**ENTRIES PROVIDED:**
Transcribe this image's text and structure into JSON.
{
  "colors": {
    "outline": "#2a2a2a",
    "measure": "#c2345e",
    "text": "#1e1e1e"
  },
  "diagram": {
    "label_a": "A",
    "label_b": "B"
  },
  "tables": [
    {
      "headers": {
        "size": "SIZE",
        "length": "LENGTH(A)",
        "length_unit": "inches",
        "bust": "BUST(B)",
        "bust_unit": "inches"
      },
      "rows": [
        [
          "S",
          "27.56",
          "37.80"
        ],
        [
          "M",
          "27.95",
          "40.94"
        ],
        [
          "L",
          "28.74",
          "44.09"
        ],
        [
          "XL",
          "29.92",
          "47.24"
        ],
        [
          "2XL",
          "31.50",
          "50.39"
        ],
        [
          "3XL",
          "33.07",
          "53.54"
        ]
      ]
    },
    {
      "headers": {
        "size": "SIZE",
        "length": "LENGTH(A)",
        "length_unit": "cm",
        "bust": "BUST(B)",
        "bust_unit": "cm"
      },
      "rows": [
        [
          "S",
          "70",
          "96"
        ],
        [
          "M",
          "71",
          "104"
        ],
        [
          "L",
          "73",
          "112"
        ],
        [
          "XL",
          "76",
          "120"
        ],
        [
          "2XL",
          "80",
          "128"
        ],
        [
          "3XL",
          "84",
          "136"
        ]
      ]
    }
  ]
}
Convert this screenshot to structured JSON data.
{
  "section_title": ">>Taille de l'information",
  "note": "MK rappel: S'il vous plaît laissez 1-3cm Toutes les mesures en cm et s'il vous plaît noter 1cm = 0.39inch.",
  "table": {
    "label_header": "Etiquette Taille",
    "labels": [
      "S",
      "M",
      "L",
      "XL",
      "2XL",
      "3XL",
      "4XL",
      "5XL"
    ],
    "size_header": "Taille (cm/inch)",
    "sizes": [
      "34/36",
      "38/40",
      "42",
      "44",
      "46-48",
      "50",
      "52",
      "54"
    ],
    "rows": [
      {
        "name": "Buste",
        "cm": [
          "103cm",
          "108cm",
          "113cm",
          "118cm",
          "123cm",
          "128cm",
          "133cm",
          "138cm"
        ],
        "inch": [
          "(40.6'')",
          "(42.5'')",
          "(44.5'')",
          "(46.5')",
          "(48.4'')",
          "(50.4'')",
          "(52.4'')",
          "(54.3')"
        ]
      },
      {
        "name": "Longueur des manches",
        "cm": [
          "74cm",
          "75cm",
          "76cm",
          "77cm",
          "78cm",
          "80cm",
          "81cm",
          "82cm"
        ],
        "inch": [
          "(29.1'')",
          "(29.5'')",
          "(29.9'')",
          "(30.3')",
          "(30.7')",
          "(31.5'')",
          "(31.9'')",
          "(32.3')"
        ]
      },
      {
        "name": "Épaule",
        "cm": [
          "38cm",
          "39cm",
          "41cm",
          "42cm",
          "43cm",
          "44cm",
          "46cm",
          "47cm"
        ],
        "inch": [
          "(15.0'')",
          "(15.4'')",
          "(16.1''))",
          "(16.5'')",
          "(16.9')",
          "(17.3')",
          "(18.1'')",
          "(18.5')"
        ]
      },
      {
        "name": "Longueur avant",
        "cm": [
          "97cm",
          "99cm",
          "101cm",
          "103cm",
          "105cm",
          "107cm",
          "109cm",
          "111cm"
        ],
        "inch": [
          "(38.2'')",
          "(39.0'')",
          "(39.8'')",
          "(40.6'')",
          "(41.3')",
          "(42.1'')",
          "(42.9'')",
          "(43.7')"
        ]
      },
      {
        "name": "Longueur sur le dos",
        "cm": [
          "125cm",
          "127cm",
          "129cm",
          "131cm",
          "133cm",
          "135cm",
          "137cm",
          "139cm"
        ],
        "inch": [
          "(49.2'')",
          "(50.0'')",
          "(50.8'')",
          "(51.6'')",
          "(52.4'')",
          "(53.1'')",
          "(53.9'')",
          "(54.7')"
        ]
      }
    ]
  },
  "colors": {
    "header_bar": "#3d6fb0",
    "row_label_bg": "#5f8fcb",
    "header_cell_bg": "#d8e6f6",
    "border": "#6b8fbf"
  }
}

**DIRECTIVE:**
Select every line of the material above holding the word "Taille" and copy it.

**FINISHED TASK:**
  "section_title": ">>Taille de l'information",
    "label_header": "Etiquette Taille",
    "size_header": "Taille (cm/inch)",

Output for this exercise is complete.